» WHAT THE EXERCISE ASKS
Extract each line holding the word "document" from the entries.
>> START
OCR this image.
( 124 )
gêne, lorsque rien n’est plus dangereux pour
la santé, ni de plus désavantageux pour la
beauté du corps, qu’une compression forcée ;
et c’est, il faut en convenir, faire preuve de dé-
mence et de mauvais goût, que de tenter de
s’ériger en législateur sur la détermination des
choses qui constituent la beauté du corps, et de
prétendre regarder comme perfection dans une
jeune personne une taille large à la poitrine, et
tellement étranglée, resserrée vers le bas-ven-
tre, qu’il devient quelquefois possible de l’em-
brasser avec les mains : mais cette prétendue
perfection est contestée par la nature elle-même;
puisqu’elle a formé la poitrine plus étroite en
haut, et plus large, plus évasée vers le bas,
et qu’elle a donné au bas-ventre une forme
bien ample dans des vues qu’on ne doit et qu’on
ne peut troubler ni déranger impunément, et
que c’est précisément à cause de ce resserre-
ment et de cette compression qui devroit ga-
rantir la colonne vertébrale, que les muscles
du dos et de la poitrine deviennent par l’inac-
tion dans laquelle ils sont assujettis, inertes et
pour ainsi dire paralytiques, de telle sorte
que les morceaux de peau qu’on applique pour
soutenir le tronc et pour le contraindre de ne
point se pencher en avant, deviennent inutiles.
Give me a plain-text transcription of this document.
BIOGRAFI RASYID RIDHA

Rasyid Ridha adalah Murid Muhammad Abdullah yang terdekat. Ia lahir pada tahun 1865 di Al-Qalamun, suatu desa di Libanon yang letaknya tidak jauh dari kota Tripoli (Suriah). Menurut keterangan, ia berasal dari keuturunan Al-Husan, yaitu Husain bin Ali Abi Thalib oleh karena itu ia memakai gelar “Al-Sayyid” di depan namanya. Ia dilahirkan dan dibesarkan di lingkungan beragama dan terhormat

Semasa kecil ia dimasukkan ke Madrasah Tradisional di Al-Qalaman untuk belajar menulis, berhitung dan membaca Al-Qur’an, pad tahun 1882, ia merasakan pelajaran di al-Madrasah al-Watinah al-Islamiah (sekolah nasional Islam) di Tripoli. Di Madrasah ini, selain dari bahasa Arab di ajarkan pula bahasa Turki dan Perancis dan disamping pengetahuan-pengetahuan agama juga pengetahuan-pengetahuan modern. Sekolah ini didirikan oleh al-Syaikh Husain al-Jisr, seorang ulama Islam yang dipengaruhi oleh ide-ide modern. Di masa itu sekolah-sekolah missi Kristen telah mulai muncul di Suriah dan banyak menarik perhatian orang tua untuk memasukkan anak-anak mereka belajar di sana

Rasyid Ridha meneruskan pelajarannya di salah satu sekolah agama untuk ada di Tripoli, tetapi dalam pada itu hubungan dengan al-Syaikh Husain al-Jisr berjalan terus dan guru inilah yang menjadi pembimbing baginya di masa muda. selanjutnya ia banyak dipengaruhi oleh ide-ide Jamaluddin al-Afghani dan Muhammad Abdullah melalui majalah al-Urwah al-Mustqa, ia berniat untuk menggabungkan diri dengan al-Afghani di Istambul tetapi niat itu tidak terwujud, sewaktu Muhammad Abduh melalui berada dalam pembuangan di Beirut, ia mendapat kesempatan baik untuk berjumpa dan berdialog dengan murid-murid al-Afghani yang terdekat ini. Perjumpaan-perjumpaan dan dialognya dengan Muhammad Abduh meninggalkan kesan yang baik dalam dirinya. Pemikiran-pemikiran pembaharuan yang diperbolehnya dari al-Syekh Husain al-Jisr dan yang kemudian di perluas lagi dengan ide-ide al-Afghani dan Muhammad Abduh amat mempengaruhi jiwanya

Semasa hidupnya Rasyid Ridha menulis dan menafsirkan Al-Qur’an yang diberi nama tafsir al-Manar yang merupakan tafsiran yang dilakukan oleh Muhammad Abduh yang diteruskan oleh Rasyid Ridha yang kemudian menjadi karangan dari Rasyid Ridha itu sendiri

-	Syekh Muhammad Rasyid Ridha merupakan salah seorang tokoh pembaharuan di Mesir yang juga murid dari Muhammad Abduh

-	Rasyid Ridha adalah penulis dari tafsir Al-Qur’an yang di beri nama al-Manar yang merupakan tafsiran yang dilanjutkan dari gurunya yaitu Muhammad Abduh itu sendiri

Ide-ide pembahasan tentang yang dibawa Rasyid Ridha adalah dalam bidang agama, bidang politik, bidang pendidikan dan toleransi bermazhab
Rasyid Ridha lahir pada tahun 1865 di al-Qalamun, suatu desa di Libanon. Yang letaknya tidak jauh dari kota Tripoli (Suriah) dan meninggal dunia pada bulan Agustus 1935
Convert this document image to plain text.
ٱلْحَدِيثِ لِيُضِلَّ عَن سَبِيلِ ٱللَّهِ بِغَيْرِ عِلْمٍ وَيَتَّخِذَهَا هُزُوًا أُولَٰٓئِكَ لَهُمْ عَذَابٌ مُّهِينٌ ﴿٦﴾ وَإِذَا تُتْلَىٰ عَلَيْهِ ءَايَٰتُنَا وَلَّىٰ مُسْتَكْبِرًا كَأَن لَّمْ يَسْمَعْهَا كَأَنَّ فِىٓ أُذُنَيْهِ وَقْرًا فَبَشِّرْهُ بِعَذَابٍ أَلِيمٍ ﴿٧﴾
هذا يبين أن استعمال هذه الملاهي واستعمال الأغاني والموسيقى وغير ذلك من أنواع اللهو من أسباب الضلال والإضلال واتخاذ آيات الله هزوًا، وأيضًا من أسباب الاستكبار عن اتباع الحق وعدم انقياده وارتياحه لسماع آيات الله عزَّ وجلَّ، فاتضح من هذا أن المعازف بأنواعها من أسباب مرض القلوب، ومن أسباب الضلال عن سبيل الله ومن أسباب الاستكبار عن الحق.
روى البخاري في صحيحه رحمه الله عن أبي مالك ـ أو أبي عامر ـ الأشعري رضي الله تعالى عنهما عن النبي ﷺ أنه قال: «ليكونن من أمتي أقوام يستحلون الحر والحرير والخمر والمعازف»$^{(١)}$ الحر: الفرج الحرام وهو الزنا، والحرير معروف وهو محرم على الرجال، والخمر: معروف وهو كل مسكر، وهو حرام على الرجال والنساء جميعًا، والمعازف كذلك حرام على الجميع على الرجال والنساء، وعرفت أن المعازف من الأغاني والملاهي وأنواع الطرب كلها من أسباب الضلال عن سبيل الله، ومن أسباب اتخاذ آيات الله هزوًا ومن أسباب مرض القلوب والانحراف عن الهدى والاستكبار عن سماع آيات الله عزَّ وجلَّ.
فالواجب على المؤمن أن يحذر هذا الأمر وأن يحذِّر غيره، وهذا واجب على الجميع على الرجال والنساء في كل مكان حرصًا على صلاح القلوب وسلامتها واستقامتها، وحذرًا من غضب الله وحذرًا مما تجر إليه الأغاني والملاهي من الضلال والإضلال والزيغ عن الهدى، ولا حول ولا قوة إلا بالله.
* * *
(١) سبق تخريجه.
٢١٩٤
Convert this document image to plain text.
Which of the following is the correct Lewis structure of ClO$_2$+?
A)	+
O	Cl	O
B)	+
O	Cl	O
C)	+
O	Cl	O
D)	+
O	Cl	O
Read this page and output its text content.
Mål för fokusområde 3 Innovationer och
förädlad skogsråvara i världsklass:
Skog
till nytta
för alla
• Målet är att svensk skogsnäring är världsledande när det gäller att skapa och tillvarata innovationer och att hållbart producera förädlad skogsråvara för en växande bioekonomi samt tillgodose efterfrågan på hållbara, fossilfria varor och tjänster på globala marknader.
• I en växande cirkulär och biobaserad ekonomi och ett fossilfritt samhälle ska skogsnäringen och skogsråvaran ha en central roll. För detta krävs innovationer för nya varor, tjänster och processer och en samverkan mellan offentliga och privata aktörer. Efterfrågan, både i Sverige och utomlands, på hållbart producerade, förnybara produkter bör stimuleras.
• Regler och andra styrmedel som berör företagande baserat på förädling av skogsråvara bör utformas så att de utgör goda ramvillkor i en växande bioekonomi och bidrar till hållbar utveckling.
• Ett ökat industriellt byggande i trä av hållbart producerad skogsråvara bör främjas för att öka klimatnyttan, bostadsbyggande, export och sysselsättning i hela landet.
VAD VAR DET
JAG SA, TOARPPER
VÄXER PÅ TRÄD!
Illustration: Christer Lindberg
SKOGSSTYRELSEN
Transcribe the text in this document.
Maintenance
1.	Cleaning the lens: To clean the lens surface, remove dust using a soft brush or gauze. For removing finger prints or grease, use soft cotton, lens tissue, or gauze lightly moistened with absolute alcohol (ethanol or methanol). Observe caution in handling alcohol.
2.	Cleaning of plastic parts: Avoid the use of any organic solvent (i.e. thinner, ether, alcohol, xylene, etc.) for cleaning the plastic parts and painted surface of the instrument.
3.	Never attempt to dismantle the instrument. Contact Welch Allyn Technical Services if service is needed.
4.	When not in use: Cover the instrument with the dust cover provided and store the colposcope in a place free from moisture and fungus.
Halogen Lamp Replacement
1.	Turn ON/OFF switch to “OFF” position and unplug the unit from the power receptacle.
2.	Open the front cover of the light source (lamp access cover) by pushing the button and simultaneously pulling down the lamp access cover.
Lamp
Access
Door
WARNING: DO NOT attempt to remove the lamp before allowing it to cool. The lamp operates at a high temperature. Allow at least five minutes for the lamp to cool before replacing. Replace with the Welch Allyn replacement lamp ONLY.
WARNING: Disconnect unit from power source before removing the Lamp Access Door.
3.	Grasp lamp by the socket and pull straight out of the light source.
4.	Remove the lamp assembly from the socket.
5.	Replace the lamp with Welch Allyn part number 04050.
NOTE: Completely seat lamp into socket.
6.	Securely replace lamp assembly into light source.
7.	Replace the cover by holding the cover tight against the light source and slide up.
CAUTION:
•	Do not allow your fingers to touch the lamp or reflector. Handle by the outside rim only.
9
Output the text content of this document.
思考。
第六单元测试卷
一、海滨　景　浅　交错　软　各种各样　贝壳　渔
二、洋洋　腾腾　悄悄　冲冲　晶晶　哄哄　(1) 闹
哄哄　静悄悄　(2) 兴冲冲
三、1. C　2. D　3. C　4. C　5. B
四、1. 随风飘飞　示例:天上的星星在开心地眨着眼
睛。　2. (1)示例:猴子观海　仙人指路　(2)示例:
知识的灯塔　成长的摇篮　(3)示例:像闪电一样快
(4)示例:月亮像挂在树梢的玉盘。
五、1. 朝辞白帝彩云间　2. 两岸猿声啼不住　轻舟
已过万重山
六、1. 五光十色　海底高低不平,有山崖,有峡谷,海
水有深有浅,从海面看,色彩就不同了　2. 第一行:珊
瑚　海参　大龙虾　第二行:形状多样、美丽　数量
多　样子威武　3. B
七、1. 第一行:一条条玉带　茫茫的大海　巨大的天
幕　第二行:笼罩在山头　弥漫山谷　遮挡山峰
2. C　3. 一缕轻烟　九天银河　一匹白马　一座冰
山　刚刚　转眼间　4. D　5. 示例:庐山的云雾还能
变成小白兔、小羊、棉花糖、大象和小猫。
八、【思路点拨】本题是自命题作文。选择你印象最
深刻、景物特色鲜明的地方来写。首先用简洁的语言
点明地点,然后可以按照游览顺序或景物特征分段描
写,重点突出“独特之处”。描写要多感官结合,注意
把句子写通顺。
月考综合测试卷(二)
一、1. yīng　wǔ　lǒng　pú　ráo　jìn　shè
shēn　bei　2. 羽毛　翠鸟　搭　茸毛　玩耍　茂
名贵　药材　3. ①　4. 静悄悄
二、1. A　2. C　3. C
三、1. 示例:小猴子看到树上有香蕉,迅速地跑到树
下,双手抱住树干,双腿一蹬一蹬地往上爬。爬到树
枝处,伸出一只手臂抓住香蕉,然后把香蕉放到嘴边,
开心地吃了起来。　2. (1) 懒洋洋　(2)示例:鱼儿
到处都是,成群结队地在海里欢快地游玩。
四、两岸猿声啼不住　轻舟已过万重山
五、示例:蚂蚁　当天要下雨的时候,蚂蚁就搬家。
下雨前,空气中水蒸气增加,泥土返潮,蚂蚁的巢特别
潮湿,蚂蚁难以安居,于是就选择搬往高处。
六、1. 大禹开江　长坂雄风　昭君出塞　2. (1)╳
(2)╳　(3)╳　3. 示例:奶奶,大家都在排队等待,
>> END
» SOLUTION TO THE PROBLEM
Give me a plain-text transcription of this document.
Convert this document image to plain text.
Convert this document image to plain text.
Transcribe the text in this document.
Output the text content of this document.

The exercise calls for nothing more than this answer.